Exercise:
Copy out the part of the items that opens with the line containing "route-map[interactable]: 18 18" and closes with the line containing "status-bar: 2:12 [0,0,422,52]", keeping each line unchanged and including both end lines.

===== Input rows

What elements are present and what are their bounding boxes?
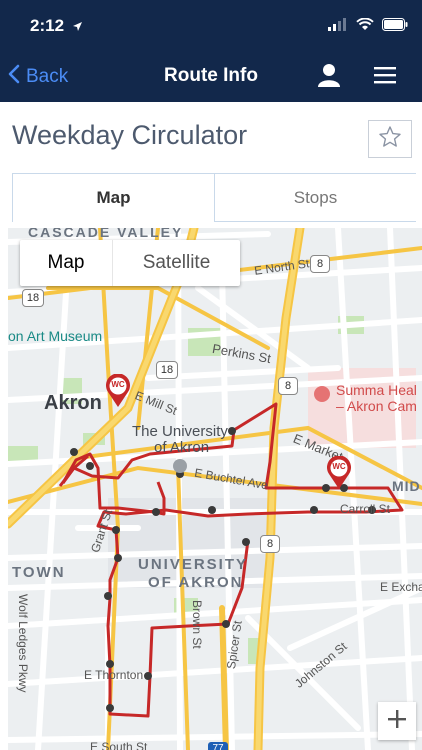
route-map[interactable]: 18 18 8 8 8 77 CASCADE VALLEY E North St… [8,228,422,750]
label-university-1: The University [132,423,228,440]
label-town: TOWN [12,564,66,581]
favorite-button[interactable] [368,120,412,158]
label-carroll-st: Carroll St [340,502,391,516]
route-name: Weekday Circulator [12,120,248,150]
route-18-shield-a: 18 [22,288,44,307]
user-icon [318,64,340,91]
tab-bar: Map Stops [12,173,416,222]
label-summa-1: Summa Heal [336,382,417,398]
interstate-77-shield: 77 [208,738,228,750]
map-type-map-button[interactable]: Map [20,240,112,286]
status-time: 2:12 [30,16,65,35]
location-arrow-icon [72,19,83,37]
map-type-satellite-button[interactable]: Satellite [112,240,240,286]
tab-map[interactable]: Map [12,174,215,222]
route-header: Weekday Circulator [0,102,422,172]
route-8-shield-b: 8 [278,376,298,395]
menu-button[interactable] [374,66,396,89]
route-marker-wc-east[interactable]: WC [326,455,352,495]
label-e-south-st: E South St [90,740,148,750]
label-brown-st: Brown St [190,600,204,649]
wifi-icon [356,17,374,36]
label-wolf-ledges: Wolf Ledges Pkwy [16,594,30,693]
signal-icon [328,18,348,36]
route-8-shield-c: 8 [260,534,280,553]
label-akron: Akron [44,392,102,414]
battery-icon [382,18,408,36]
tab-stops[interactable]: Stops [215,174,416,222]
route-18-shield-b: 18 [156,360,178,379]
user-button[interactable] [318,63,340,92]
route-marker-wc-west[interactable]: WC [105,373,131,413]
status-bar: 2:12 [0,0,422,52]
plus-icon [387,709,407,734]
nav-bar: Back Route Info [0,52,422,102]
label-e-thornton: E Thornton [84,668,144,682]
label-e-exchange: E Excha [380,580,422,594]
star-outline-icon [378,125,402,154]
label-ua-1: UNIVERSITY [138,556,249,573]
map-canvas [8,228,422,750]
label-art-museum: on Art Museum [8,328,103,344]
route-8-shield-a: 8 [310,254,330,273]
map-type-control: Map Satellite [20,240,240,286]
status-icons [328,17,408,36]
label-ua-2: OF AKRON [148,574,244,591]
label-mid: MID [392,478,421,494]
label-summa-2: – Akron Cam [336,398,417,414]
hamburger-icon [374,67,396,88]
label-university-2: of Akron [154,439,210,456]
zoom-in-button[interactable] [378,702,416,740]
page-title: Route Info [164,65,258,86]
label-cascade-valley: CASCADE VALLEY [28,228,184,240]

==========

Worked solution:
route-map[interactable]: 18 18 8 8 8 77 CASCADE VALLEY E North St… [8,228,422,750]
label-university-1: The University [132,423,228,440]
label-town: TOWN [12,564,66,581]
favorite-button[interactable] [368,120,412,158]
label-carroll-st: Carroll St [340,502,391,516]
route-name: Weekday Circulator [12,120,248,150]
route-18-shield-a: 18 [22,288,44,307]
user-icon [318,64,340,91]
tab-bar: Map Stops [12,173,416,222]
label-summa-1: Summa Heal [336,382,417,398]
interstate-77-shield: 77 [208,738,228,750]
map-type-map-button[interactable]: Map [20,240,112,286]
status-time: 2:12 [30,16,65,35]
location-arrow-icon [72,19,83,37]
map-type-satellite-button[interactable]: Satellite [112,240,240,286]
tab-map[interactable]: Map [12,174,215,222]
route-header: Weekday Circulator [0,102,422,172]
route-8-shield-b: 8 [278,376,298,395]
menu-button[interactable] [374,66,396,89]
route-marker-wc-east[interactable]: WC [326,455,352,495]
label-e-south-st: E South St [90,740,148,750]
label-brown-st: Brown St [190,600,204,649]
wifi-icon [356,17,374,36]
label-wolf-ledges: Wolf Ledges Pkwy [16,594,30,693]
signal-icon [328,18,348,36]
route-8-shield-c: 8 [260,534,280,553]
label-akron: Akron [44,392,102,414]
battery-icon [382,18,408,36]
tab-stops[interactable]: Stops [215,174,416,222]
route-18-shield-b: 18 [156,360,178,379]
user-button[interactable] [318,63,340,92]
route-marker-wc-west[interactable]: WC [105,373,131,413]
status-bar: 2:12 [0,0,422,52]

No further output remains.